• **Task details**
Comb through the entries for "curve" and pull out each line that holds it.

• **Listed records**

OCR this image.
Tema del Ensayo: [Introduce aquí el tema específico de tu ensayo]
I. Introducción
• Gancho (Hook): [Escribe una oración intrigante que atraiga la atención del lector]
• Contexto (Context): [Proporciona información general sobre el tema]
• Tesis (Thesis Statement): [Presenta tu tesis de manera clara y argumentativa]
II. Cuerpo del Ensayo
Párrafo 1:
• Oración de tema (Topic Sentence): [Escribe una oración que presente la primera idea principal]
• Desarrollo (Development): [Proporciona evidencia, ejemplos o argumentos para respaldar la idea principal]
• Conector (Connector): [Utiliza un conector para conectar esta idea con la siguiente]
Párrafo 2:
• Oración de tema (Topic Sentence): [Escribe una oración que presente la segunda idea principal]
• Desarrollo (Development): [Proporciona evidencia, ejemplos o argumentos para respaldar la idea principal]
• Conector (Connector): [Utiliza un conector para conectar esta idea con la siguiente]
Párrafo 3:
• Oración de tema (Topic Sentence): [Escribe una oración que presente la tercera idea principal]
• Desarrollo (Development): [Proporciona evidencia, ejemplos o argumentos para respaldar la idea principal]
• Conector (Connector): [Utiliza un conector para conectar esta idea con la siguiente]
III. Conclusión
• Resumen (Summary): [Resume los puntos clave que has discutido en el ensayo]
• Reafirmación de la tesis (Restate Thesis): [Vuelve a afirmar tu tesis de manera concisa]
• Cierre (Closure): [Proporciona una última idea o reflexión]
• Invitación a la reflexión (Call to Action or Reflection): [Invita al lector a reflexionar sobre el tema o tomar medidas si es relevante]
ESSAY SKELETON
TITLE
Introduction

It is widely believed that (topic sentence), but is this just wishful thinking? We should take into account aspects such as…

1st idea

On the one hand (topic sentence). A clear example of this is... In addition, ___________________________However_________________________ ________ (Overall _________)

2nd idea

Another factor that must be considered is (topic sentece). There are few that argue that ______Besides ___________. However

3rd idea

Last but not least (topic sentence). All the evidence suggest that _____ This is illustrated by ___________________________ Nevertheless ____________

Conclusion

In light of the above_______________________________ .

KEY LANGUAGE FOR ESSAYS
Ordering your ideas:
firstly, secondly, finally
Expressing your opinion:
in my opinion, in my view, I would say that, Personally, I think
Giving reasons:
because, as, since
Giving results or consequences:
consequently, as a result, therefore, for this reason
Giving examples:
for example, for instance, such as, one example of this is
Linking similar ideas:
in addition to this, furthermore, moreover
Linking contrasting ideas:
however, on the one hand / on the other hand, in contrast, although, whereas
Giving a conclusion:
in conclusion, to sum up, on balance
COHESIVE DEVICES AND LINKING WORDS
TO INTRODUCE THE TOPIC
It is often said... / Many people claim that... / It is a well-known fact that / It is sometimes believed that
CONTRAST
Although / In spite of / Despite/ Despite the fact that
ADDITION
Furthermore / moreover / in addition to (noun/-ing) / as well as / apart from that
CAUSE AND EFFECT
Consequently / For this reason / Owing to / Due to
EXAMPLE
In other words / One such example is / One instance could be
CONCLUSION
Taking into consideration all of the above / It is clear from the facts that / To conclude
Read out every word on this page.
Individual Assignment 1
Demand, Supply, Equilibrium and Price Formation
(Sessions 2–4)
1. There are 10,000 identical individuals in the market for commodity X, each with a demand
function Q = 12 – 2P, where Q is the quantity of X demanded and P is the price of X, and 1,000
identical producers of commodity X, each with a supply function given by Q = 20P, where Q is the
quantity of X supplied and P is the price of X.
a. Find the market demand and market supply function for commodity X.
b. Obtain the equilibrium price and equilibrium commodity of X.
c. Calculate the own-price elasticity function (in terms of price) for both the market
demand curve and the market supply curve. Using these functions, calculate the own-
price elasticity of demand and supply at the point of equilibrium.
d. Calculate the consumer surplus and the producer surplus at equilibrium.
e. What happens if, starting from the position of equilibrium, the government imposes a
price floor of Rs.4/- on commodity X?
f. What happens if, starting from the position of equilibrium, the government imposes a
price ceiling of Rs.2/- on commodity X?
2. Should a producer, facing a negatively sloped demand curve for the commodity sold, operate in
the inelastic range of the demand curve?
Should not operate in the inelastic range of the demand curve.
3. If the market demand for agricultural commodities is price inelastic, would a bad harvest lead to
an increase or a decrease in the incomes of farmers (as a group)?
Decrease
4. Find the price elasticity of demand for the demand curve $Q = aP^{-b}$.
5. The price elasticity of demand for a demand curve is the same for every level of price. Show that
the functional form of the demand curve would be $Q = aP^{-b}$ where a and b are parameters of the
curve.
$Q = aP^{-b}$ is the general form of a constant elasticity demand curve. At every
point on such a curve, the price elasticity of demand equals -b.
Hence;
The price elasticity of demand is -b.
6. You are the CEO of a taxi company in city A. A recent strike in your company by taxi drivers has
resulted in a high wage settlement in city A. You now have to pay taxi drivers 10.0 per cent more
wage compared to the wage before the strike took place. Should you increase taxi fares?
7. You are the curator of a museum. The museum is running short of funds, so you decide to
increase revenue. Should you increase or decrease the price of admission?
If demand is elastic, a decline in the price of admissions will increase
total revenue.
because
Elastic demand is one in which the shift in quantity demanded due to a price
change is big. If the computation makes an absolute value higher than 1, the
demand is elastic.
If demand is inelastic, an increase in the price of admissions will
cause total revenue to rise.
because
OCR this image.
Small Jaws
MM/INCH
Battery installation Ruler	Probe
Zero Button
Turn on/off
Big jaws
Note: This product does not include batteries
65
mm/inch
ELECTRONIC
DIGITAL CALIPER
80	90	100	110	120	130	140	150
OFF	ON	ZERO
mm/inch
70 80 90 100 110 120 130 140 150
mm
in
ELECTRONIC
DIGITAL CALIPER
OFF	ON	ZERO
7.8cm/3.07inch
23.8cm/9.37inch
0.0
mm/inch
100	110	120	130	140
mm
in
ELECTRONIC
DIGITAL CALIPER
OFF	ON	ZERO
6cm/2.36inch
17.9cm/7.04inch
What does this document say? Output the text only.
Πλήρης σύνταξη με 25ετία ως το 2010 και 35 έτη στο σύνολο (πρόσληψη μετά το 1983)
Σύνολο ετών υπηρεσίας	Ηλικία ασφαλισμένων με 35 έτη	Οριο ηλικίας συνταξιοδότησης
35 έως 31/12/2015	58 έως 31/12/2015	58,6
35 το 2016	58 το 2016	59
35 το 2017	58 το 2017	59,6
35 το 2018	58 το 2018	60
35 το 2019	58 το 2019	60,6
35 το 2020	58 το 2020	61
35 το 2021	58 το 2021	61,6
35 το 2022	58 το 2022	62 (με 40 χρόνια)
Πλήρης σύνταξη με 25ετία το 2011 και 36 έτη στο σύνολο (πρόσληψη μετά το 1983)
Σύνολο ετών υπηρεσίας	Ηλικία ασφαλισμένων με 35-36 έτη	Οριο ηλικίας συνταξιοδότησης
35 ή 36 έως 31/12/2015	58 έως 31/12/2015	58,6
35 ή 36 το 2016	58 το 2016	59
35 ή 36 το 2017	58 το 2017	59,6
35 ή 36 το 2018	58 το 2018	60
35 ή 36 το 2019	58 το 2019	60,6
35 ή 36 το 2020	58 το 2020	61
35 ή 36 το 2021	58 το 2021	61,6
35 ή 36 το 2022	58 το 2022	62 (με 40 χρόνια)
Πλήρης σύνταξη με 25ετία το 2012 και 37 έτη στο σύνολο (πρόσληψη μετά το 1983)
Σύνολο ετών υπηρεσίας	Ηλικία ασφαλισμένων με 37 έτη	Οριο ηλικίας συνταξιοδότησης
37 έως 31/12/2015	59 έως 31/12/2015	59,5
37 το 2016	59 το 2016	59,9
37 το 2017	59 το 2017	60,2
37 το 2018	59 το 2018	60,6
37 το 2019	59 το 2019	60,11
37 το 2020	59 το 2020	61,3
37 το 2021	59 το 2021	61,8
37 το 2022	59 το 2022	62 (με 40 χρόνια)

• **The answer**
demand curve and the market supply curve. Using these functions, calculate the own-
2. Should a producer, facing a negatively sloped demand curve for the commodity sold, operate in
the inelastic range of the demand curve?
Should not operate in the inelastic range of the demand curve.
4. Find the price elasticity of demand for the demand curve $Q = aP^{-b}$.
5. The price elasticity of demand for a demand curve is the same for every level of price. Show that
the functional form of the demand curve would be $Q = aP^{-b}$ where a and b are parameters of the
curve.
$Q = aP^{-b}$ is the general form of a constant elasticity demand curve. At every
point on such a curve, the price elasticity of demand equals -b.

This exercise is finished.